= Exercise description =
In the entries that follow, how many lines contain "wurde"? Answer with the number only.

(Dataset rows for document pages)
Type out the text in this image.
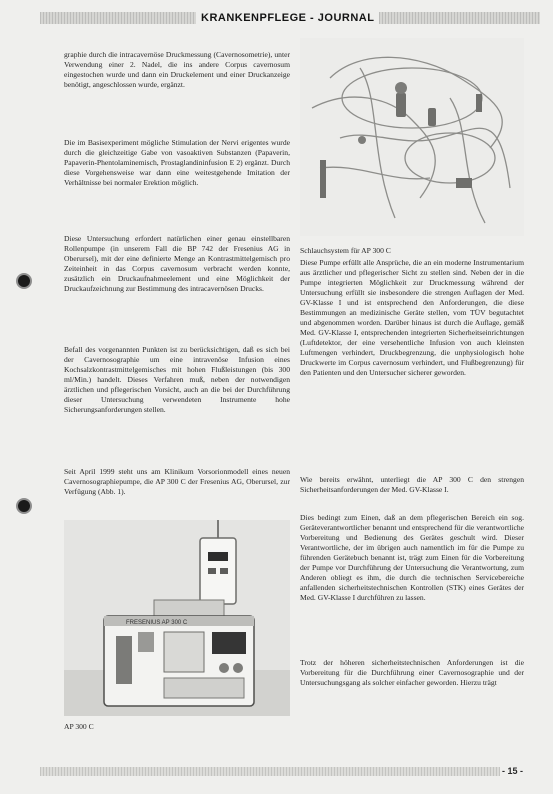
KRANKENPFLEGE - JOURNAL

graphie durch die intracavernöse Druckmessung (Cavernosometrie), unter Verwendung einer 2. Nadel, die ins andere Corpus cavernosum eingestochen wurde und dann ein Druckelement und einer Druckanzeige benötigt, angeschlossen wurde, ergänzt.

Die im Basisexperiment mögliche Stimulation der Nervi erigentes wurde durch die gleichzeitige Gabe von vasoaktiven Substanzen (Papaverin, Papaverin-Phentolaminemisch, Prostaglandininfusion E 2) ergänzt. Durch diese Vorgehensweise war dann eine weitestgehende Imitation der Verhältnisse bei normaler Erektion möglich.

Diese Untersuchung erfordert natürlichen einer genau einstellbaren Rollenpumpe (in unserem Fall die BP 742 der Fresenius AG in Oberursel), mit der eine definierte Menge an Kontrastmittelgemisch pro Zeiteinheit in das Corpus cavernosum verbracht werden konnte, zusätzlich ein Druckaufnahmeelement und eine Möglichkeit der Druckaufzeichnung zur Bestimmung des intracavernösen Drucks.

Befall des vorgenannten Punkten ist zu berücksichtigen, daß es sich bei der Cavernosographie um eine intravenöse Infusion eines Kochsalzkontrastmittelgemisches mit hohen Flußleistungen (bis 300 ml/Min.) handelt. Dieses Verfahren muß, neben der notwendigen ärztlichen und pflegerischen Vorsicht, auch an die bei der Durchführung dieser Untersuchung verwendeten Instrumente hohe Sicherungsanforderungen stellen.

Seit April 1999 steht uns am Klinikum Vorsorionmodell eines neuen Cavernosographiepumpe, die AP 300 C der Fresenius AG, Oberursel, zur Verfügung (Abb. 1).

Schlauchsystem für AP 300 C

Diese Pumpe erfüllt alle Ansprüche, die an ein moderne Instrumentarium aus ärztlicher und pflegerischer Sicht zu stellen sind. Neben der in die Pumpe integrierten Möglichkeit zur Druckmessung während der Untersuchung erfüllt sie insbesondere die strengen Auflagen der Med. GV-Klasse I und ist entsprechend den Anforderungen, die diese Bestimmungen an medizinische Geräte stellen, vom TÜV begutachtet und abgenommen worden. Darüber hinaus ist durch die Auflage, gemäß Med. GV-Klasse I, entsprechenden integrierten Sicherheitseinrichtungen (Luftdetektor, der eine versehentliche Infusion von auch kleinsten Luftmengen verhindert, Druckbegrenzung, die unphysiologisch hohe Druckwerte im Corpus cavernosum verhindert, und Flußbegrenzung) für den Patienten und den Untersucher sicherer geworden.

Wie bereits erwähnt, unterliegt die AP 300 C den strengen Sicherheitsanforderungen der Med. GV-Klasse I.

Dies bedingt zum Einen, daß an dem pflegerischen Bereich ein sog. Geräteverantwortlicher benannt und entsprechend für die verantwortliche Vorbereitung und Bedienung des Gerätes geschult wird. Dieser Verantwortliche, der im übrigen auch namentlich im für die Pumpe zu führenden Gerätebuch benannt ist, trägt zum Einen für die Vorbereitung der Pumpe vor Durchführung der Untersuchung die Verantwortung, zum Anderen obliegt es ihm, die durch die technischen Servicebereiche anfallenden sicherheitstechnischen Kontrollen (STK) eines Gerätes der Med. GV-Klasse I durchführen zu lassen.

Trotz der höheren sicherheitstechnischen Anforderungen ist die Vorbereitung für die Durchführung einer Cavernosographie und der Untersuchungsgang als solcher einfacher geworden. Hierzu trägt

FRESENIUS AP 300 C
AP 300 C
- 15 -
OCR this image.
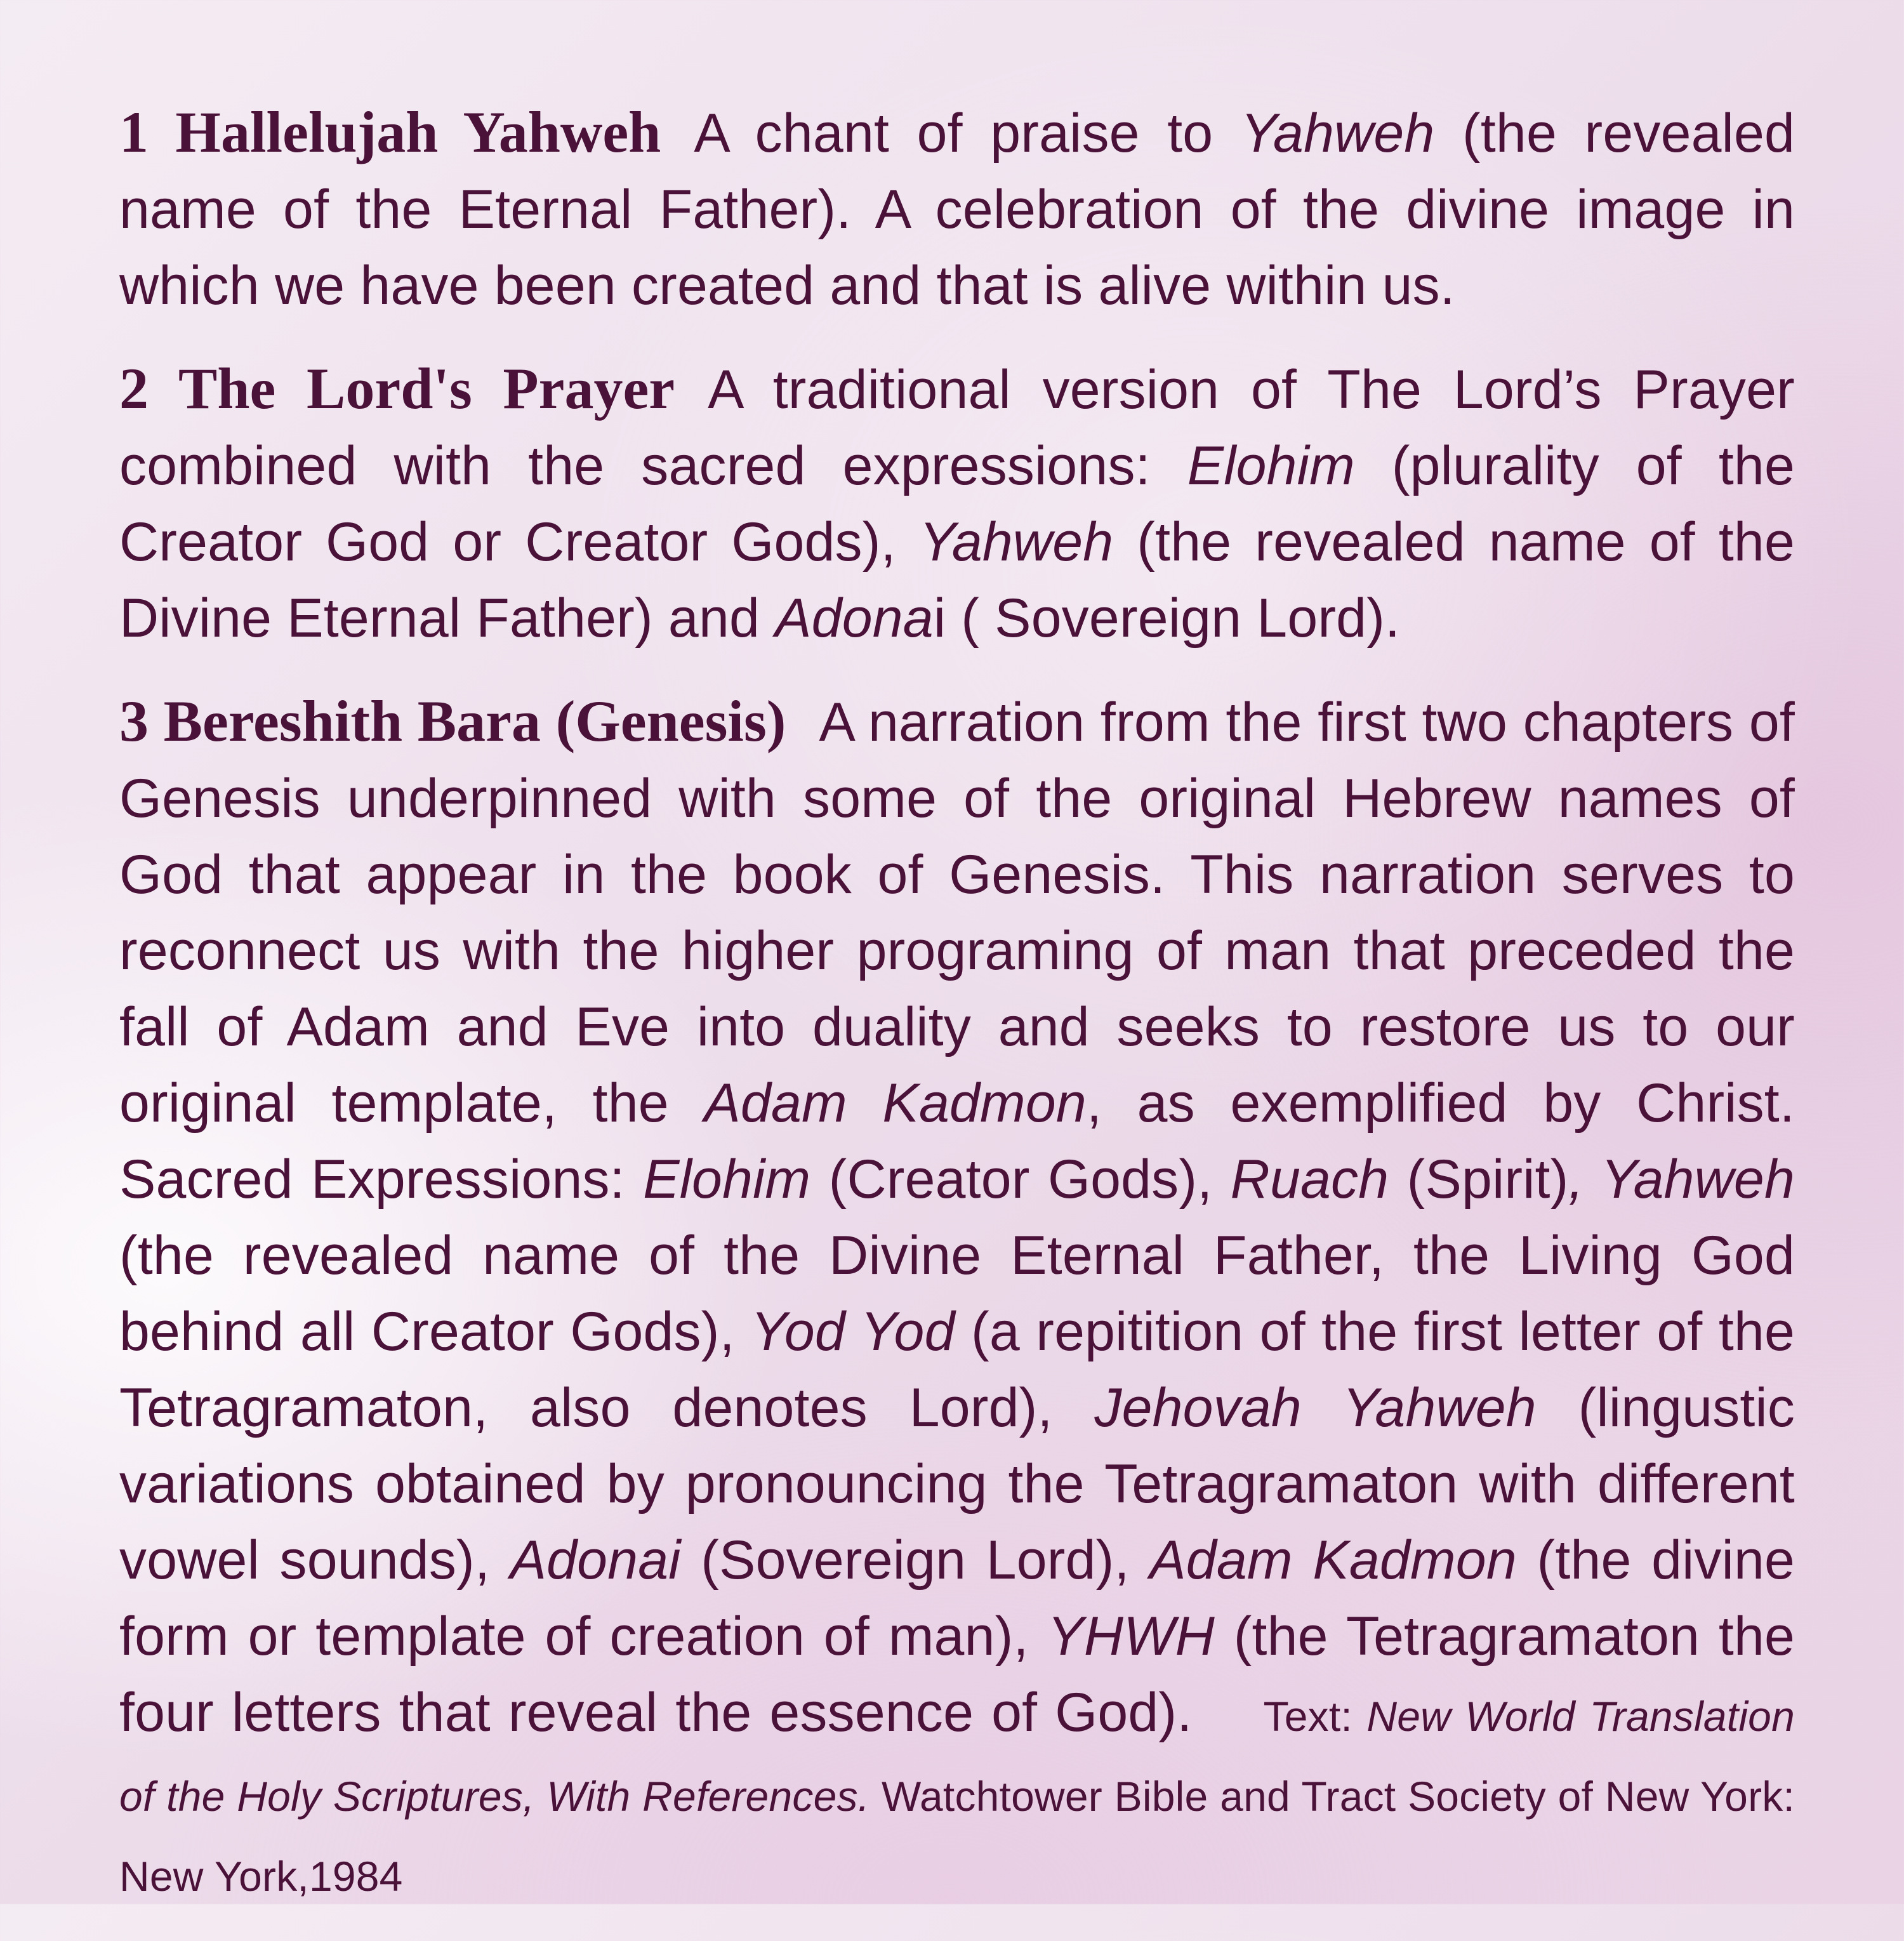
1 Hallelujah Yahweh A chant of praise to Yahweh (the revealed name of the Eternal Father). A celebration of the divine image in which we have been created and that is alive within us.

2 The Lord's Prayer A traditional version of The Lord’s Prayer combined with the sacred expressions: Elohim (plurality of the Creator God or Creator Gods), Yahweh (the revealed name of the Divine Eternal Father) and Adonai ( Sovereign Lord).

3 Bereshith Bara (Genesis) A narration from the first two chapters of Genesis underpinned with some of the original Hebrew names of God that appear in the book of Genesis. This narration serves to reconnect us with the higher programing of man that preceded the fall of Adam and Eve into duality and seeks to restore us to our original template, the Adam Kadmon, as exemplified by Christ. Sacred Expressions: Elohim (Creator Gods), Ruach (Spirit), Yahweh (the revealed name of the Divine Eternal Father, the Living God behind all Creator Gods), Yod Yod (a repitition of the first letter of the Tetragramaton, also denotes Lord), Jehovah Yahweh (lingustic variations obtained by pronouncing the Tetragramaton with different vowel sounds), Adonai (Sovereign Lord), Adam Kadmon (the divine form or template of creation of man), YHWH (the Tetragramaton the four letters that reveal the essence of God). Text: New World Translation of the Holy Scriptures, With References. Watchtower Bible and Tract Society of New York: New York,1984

= Result of this task =
2